### Required work
Copy every line of the data that contains the string "سازمان".

(Raw records)
---------------

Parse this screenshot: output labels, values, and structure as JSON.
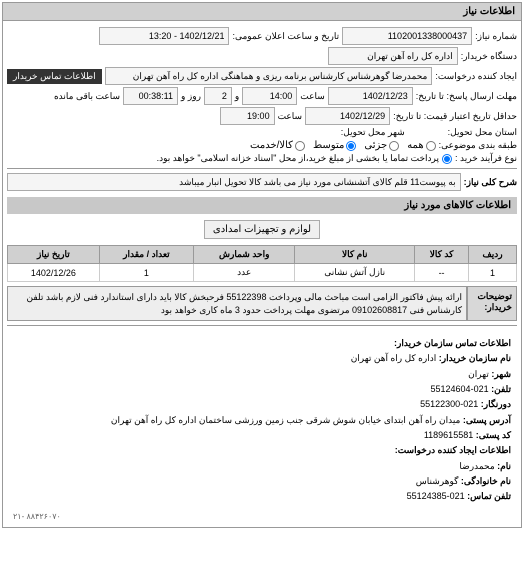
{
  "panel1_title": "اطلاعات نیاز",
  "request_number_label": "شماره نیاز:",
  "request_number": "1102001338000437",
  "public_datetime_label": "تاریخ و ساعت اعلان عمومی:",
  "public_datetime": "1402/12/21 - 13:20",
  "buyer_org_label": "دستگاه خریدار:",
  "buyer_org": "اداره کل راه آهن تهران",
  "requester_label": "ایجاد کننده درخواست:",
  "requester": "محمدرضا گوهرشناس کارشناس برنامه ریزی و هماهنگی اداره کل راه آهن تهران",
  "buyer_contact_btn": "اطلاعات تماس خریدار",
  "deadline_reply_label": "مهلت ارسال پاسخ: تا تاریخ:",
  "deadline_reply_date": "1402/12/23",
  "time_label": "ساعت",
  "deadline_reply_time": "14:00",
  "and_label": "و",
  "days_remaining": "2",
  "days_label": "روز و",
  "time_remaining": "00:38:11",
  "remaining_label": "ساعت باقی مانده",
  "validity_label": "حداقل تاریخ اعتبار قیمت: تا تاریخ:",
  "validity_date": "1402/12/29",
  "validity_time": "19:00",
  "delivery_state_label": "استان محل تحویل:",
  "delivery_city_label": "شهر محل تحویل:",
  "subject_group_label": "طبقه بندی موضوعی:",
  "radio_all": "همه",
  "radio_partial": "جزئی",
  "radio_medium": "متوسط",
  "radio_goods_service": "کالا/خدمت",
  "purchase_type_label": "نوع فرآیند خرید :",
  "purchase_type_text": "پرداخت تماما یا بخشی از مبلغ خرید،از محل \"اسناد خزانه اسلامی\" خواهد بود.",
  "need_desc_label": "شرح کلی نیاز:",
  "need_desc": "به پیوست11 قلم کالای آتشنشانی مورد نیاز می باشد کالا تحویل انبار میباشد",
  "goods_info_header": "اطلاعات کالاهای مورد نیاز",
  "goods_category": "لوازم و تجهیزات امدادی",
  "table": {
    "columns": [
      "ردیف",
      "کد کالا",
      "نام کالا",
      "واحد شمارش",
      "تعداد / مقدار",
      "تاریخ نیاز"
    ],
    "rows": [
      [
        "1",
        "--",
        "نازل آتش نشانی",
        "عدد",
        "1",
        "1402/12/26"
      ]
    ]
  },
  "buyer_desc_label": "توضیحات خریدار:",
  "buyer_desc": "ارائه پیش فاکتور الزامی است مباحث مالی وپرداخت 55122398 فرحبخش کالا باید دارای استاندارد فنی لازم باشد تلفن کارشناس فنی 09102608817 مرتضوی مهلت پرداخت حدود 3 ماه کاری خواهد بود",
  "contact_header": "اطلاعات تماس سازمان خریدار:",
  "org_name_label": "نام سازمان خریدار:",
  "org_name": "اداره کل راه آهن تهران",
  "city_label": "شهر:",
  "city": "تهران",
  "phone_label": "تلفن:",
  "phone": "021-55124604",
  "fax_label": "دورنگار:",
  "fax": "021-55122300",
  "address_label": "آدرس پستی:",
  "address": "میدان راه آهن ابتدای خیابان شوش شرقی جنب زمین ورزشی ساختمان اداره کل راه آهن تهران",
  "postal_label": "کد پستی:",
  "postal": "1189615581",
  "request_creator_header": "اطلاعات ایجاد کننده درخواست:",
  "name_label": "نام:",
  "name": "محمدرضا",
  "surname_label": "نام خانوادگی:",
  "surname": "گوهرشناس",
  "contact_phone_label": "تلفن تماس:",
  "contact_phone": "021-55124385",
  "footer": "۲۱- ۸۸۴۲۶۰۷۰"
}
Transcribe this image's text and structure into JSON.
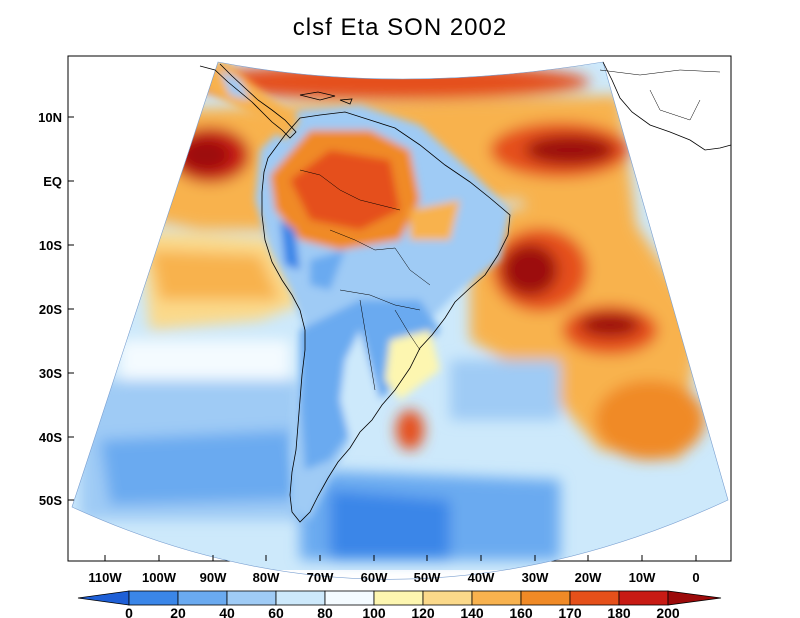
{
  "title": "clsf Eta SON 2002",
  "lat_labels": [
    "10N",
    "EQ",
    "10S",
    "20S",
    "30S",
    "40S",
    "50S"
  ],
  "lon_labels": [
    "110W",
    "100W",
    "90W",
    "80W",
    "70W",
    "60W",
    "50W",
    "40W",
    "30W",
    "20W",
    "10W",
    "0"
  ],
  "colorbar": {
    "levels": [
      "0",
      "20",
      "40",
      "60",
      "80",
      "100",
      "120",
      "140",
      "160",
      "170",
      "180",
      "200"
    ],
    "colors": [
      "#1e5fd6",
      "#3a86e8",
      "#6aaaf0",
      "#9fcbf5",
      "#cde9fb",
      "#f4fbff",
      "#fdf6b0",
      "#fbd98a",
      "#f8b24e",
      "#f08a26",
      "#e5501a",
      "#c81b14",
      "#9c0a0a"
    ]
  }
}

---------------

### Written response
  "contact_header": "اطلاعات تماس سازمان خریدار:",
  "org_name_label": "نام سازمان خریدار:",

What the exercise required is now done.